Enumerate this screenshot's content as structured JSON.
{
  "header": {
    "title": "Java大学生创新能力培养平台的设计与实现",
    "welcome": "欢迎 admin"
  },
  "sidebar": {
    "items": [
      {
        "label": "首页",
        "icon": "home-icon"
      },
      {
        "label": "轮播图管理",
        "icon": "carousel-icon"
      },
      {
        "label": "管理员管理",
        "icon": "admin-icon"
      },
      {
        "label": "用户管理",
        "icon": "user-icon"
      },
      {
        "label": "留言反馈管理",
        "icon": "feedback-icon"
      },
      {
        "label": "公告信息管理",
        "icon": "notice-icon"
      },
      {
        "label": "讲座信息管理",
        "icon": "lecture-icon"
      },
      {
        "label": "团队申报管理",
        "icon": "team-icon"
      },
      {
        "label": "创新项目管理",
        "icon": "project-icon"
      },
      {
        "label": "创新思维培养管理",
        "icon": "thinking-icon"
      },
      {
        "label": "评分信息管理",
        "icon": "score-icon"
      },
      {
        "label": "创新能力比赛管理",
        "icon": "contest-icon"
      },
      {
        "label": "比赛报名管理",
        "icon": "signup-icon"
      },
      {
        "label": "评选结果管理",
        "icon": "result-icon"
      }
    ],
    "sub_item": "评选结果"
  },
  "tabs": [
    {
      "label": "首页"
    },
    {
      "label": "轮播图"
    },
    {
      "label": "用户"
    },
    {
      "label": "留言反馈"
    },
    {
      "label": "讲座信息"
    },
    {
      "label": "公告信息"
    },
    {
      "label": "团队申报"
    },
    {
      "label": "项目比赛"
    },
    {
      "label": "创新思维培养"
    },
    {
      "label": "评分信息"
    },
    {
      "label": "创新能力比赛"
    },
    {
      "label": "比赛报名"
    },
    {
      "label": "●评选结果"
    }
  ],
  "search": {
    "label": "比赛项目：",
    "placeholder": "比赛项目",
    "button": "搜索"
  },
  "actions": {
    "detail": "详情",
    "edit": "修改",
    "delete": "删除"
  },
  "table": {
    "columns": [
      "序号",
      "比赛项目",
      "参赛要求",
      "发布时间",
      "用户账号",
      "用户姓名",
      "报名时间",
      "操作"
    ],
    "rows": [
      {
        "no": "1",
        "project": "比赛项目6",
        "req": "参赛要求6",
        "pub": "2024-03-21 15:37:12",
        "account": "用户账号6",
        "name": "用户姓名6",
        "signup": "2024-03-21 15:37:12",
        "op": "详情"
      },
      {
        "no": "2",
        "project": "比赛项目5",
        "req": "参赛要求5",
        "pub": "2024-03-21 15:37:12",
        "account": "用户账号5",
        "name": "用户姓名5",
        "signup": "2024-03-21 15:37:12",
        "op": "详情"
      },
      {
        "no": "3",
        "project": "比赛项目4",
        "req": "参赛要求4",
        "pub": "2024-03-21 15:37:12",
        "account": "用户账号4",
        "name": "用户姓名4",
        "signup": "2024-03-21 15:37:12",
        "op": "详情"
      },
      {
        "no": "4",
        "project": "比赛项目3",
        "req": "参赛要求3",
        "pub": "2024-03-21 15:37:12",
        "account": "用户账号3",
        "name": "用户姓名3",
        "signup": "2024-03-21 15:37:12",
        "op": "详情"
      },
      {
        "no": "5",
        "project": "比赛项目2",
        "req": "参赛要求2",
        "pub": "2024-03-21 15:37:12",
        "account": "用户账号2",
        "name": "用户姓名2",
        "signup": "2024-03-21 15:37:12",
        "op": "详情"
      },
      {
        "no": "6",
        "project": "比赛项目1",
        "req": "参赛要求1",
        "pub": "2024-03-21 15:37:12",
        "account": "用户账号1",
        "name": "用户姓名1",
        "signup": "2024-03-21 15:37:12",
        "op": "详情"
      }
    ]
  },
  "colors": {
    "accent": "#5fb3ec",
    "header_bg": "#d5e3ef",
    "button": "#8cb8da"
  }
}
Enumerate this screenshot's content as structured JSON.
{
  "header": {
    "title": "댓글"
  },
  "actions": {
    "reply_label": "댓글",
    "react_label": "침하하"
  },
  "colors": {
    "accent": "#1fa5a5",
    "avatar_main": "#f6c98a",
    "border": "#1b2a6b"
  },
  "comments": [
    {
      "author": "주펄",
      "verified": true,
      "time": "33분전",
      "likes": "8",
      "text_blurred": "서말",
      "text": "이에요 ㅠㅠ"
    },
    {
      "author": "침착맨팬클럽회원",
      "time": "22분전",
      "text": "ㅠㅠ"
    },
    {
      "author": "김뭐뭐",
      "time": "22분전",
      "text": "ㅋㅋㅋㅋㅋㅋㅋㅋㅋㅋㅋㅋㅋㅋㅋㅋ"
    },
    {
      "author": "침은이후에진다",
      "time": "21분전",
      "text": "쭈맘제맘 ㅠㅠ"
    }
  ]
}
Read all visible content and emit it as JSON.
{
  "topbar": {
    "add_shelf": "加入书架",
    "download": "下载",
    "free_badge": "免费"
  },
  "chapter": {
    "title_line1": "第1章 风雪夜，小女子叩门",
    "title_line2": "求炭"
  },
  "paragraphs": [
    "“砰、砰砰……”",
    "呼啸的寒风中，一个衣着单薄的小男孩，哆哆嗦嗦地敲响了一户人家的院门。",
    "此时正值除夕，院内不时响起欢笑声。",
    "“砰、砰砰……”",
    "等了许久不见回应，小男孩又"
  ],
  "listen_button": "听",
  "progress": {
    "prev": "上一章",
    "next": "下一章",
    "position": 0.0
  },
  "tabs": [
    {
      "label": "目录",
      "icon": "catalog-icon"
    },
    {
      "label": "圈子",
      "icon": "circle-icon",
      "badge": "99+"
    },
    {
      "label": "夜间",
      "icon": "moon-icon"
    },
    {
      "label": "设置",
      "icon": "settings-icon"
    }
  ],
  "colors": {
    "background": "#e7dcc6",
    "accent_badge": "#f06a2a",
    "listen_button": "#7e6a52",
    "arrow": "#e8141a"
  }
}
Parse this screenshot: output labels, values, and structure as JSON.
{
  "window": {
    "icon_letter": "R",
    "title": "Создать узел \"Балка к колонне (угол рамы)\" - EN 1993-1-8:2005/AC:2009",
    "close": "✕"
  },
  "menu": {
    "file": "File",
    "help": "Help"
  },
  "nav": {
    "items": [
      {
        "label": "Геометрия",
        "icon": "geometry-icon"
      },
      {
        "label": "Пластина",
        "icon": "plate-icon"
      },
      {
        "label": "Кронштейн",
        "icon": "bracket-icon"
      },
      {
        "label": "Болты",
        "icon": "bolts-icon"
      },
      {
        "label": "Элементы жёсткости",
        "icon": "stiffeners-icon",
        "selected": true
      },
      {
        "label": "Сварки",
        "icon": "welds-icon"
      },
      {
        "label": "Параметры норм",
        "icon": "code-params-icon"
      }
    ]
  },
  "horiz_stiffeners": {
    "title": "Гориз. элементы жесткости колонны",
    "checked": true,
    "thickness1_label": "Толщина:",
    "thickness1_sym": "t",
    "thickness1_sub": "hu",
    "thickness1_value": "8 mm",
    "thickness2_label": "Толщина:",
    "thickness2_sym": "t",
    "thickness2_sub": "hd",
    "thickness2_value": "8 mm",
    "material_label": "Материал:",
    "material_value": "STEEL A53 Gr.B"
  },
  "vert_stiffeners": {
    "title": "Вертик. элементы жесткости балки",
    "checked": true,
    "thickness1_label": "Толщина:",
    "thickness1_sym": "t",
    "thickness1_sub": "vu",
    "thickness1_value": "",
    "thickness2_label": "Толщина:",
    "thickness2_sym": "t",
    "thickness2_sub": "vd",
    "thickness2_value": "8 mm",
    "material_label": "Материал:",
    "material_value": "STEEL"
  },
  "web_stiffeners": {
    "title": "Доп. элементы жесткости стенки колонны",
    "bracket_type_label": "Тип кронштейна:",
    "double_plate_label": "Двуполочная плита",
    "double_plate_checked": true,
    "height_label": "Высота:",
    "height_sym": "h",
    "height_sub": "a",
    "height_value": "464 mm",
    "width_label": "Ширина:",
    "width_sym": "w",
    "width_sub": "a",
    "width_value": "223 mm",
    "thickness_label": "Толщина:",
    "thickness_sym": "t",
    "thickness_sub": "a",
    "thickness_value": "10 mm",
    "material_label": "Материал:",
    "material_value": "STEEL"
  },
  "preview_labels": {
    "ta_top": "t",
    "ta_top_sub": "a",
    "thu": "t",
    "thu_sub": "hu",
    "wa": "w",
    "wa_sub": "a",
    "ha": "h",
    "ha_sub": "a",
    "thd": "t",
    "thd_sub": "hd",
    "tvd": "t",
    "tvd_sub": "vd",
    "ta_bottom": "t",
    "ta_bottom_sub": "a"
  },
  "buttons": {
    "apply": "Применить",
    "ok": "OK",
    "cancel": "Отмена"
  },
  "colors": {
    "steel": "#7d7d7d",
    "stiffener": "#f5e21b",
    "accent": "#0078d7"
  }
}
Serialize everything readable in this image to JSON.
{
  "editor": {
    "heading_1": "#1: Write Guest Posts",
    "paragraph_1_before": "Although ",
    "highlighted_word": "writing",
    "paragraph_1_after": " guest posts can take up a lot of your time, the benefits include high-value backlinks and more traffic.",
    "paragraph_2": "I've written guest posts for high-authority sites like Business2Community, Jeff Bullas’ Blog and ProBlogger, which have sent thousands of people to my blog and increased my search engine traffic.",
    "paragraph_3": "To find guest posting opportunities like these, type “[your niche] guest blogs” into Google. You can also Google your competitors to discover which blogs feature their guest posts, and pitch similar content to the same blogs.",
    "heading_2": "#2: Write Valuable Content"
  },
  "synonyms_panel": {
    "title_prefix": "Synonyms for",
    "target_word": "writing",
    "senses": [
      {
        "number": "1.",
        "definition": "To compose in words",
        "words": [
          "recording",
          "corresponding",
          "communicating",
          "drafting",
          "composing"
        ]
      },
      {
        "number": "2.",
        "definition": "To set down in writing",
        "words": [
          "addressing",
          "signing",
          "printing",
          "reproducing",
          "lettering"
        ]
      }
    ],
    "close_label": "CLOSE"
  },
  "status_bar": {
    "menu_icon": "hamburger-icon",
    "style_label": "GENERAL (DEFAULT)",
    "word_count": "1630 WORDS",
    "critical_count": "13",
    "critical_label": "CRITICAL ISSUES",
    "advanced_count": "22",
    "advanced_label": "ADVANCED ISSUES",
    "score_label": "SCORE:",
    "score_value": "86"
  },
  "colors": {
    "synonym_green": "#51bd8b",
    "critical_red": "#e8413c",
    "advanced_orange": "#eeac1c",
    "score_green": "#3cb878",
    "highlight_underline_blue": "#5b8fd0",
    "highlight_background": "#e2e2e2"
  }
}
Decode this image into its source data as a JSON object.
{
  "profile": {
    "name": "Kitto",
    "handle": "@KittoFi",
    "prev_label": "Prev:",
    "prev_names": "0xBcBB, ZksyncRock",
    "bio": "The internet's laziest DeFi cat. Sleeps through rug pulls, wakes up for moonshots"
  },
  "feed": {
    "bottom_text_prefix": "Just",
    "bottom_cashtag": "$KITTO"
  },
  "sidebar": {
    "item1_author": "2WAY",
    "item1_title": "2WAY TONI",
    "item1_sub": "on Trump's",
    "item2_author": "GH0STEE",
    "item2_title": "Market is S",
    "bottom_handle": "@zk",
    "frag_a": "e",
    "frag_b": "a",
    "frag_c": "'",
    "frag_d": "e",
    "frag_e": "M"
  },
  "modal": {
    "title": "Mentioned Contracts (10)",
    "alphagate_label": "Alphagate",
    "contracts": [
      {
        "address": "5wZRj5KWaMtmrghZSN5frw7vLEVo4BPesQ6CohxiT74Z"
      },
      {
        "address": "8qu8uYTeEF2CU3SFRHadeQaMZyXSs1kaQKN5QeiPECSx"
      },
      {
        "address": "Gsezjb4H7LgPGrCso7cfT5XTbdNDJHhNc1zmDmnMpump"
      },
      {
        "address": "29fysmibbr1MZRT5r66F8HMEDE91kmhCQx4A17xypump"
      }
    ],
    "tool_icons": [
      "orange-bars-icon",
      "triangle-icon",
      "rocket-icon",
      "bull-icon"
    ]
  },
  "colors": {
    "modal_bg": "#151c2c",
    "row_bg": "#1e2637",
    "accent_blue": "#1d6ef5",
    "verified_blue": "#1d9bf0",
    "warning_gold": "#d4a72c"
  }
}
-- -- --
▶ Exercise instructions
Pick out each line that holds the string "this".

▶ Exercise output
Enumerate this screenshot's content as structured JSON.
Enumerate this screenshot's content as structured JSON.
Parse this screenshot: output labels, values, and structure as JSON.
Serialize everything readable in this image to JSON.
Decode this image into its source data as a JSON object.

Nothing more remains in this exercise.